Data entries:

===

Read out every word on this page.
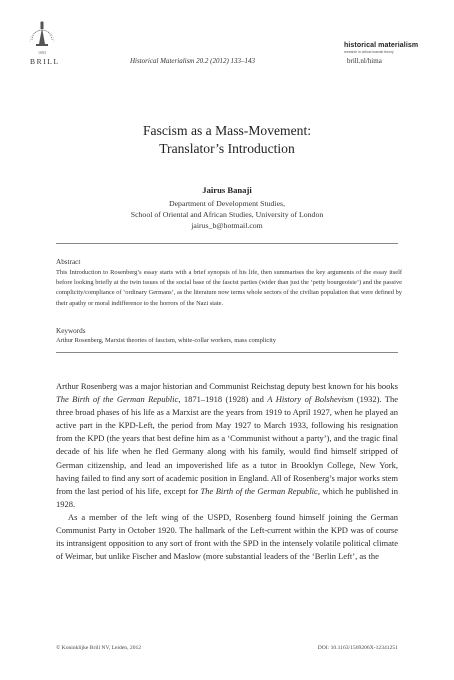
1683
BRILL	Historical Materialism 20.2 (2012) 133–143
historical materialism
research in critical marxist theory
brill.nl/hima
Fascism as a Mass-Movement:
Translator’s Introduction
Jairus Banaji
Department of Development Studies,
School of Oriental and African Studies, University of London
jairus_b@hotmail.com
Abstract
This Introduction to Rosenberg’s essay starts with a brief synopsis of his life, then summarises the key arguments of the essay itself before looking briefly at the twin issues of the social base of the fascist parties (wider than just the ‘petty bourgeoisie’) and the passive complicity/compliance of ‘ordinary Germans’, as the literature now terms whole sectors of the civilian population that were defined by their apathy or moral indifference to the horrors of the Nazi state.
Keywords
Arthur Rosenberg, Marxist theories of fascism, white-collar workers, mass complicity

Arthur Rosenberg was a major historian and Communist Reichstag deputy best known for his books The Birth of the German Republic, 1871–1918 (1928) and A History of Bolshevism (1932). The three broad phases of his life as a Marxist are the years from 1919 to April 1927, when he played an active part in the KPD-Left, the period from May 1927 to March 1933, following his resignation from the KPD (the years that best define him as a ‘Communist without a party’), and the tragic final decade of his life when he fled Germany along with his family, would find himself stripped of German citizenship, and lead an impoverished life as a tutor in Brooklyn College, New York, having failed to find any sort of academic position in England. All of Rosenberg’s major works stem from the last period of his life, except for The Birth of the German Republic, which he published in 1928.

As a member of the left wing of the USPD, Rosenberg found himself joining the German Communist Party in October 1920. The hallmark of the Left-current within the KPD was of course its intransigent opposition to any sort of front with the SPD in the intensely volatile political climate of Weimar, but unlike Fischer and Maslow (more substantial leaders of the ‘Berlin Left’, as the

© Koninklijke Brill NV, Leiden, 2012	DOI: 10.1163/1569206X-12341251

===

Task directions:
Leave out the pictures, and give all the records again exactly.

Response for this exercise:
Read out every word on this page.
1683
BRILL	Historical Materialism 20.2 (2012) 133–143
historical materialism
research in critical marxist theory
brill.nl/hima
Fascism as a Mass-Movement:
Translator’s Introduction
Jairus Banaji
Department of Development Studies,
School of Oriental and African Studies, University of London
jairus_b@hotmail.com
Abstract
This Introduction to Rosenberg’s essay starts with a brief synopsis of his life, then summarises the key arguments of the essay itself before looking briefly at the twin issues of the social base of the fascist parties (wider than just the ‘petty bourgeoisie’) and the passive complicity/compliance of ‘ordinary Germans’, as the literature now terms whole sectors of the civilian population that were defined by their apathy or moral indifference to the horrors of the Nazi state.
Keywords
Arthur Rosenberg, Marxist theories of fascism, white-collar workers, mass complicity

Arthur Rosenberg was a major historian and Communist Reichstag deputy best known for his books The Birth of the German Republic, 1871–1918 (1928) and A History of Bolshevism (1932). The three broad phases of his life as a Marxist are the years from 1919 to April 1927, when he played an active part in the KPD-Left, the period from May 1927 to March 1933, following his resignation from the KPD (the years that best define him as a ‘Communist without a party’), and the tragic final decade of his life when he fled Germany along with his family, would find himself stripped of German citizenship, and lead an impoverished life as a tutor in Brooklyn College, New York, having failed to find any sort of academic position in England. All of Rosenberg’s major works stem from the last period of his life, except for The Birth of the German Republic, which he published in 1928.

As a member of the left wing of the USPD, Rosenberg found himself joining the German Communist Party in October 1920. The hallmark of the Left-current within the KPD was of course its intransigent opposition to any sort of front with the SPD in the intensely volatile political climate of Weimar, but unlike Fischer and Maslow (more substantial leaders of the ‘Berlin Left’, as the

© Koninklijke Brill NV, Leiden, 2012	DOI: 10.1163/1569206X-12341251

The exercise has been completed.